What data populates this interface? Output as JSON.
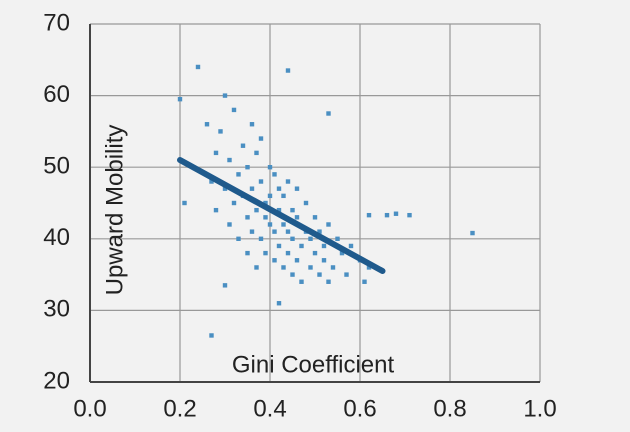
{
  "chart_data": {
    "type": "scatter",
    "x_label": "Gini Coefficient",
    "y_label": "Upward Mobility",
    "color": "#4a8fc2",
    "x": [
      0.26,
      0.27,
      0.28,
      0.28,
      0.29,
      0.3,
      0.3,
      0.31,
      0.31,
      0.32,
      0.32,
      0.33,
      0.33,
      0.34,
      0.34,
      0.35,
      0.35,
      0.35,
      0.36,
      0.36,
      0.36,
      0.37,
      0.37,
      0.37,
      0.38,
      0.38,
      0.38,
      0.39,
      0.39,
      0.39,
      0.4,
      0.4,
      0.4,
      0.41,
      0.41,
      0.41,
      0.42,
      0.42,
      0.42,
      0.43,
      0.43,
      0.43,
      0.44,
      0.44,
      0.44,
      0.45,
      0.45,
      0.45,
      0.46,
      0.46,
      0.46,
      0.47,
      0.47,
      0.48,
      0.48,
      0.49,
      0.49,
      0.5,
      0.5,
      0.51,
      0.51,
      0.52,
      0.52,
      0.53,
      0.53,
      0.54,
      0.55,
      0.56,
      0.57,
      0.58,
      0.6,
      0.62,
      0.2,
      0.24,
      0.44,
      0.27,
      0.85,
      0.68,
      0.71,
      0.66,
      0.62,
      0.21,
      0.42,
      0.3,
      0.53,
      0.61
    ],
    "y": [
      56,
      48,
      52,
      44,
      55,
      47,
      60,
      42,
      51,
      58,
      45,
      49,
      40,
      53,
      46,
      38,
      43,
      50,
      56,
      41,
      47,
      36,
      44,
      52,
      40,
      48,
      54,
      38,
      45,
      43,
      42,
      46,
      50,
      37,
      41,
      49,
      39,
      44,
      47,
      36,
      42,
      46,
      41,
      48,
      38,
      35,
      40,
      44,
      37,
      43,
      47,
      39,
      34,
      41,
      45,
      36,
      40,
      38,
      43,
      35,
      41,
      37,
      39,
      34,
      42,
      36,
      40,
      38,
      35,
      39,
      37,
      36,
      59.5,
      64,
      63.5,
      26.5,
      40.8,
      43.5,
      43.3,
      43.3,
      43.3,
      45,
      31,
      33.5,
      57.5,
      34
    ],
    "fit_line": {
      "x": [
        0.2,
        0.65
      ],
      "y": [
        51,
        35.5
      ],
      "color": "#1f5a8c"
    },
    "xlim": [
      0,
      1
    ],
    "ylim": [
      20,
      70
    ],
    "xticks": [
      {
        "value": 0,
        "label": "0.0"
      },
      0.2,
      0.4,
      0.6,
      0.8,
      {
        "value": 1,
        "label": "1.0"
      }
    ],
    "yticks": [
      20,
      30,
      40,
      50,
      60,
      70
    ],
    "grid": true
  }
}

_What is needed_. All the lines above are to be reproduced exactly, except the pictures.

_Answer for the task_.
What data populates this interface? Output as JSON.
{
  "chart_data": {
    "type": "scatter",
    "x_label": "Gini Coefficient",
    "y_label": "Upward Mobility",
    "color": "#4a8fc2",
    "x": [
      0.26,
      0.27,
      0.28,
      0.28,
      0.29,
      0.3,
      0.3,
      0.31,
      0.31,
      0.32,
      0.32,
      0.33,
      0.33,
      0.34,
      0.34,
      0.35,
      0.35,
      0.35,
      0.36,
      0.36,
      0.36,
      0.37,
      0.37,
      0.37,
      0.38,
      0.38,
      0.38,
      0.39,
      0.39,
      0.39,
      0.4,
      0.4,
      0.4,
      0.41,
      0.41,
      0.41,
      0.42,
      0.42,
      0.42,
      0.43,
      0.43,
      0.43,
      0.44,
      0.44,
      0.44,
      0.45,
      0.45,
      0.45,
      0.46,
      0.46,
      0.46,
      0.47,
      0.47,
      0.48,
      0.48,
      0.49,
      0.49,
      0.5,
      0.5,
      0.51,
      0.51,
      0.52,
      0.52,
      0.53,
      0.53,
      0.54,
      0.55,
      0.56,
      0.57,
      0.58,
      0.6,
      0.62,
      0.2,
      0.24,
      0.44,
      0.27,
      0.85,
      0.68,
      0.71,
      0.66,
      0.62,
      0.21,
      0.42,
      0.3,
      0.53,
      0.61
    ],
    "y": [
      56,
      48,
      52,
      44,
      55,
      47,
      60,
      42,
      51,
      58,
      45,
      49,
      40,
      53,
      46,
      38,
      43,
      50,
      56,
      41,
      47,
      36,
      44,
      52,
      40,
      48,
      54,
      38,
      45,
      43,
      42,
      46,
      50,
      37,
      41,
      49,
      39,
      44,
      47,
      36,
      42,
      46,
      41,
      48,
      38,
      35,
      40,
      44,
      37,
      43,
      47,
      39,
      34,
      41,
      45,
      36,
      40,
      38,
      43,
      35,
      41,
      37,
      39,
      34,
      42,
      36,
      40,
      38,
      35,
      39,
      37,
      36,
      59.5,
      64,
      63.5,
      26.5,
      40.8,
      43.5,
      43.3,
      43.3,
      43.3,
      45,
      31,
      33.5,
      57.5,
      34
    ],
    "fit_line": {
      "x": [
        0.2,
        0.65
      ],
      "y": [
        51,
        35.5
      ],
      "color": "#1f5a8c"
    },
    "xlim": [
      0,
      1
    ],
    "ylim": [
      20,
      70
    ],
    "xticks": [
      {
        "value": 0,
        "label": "0.0"
      },
      0.2,
      0.4,
      0.6,
      0.8,
      {
        "value": 1,
        "label": "1.0"
      }
    ],
    "yticks": [
      20,
      30,
      40,
      50,
      60,
      70
    ],
    "grid": true
  }
}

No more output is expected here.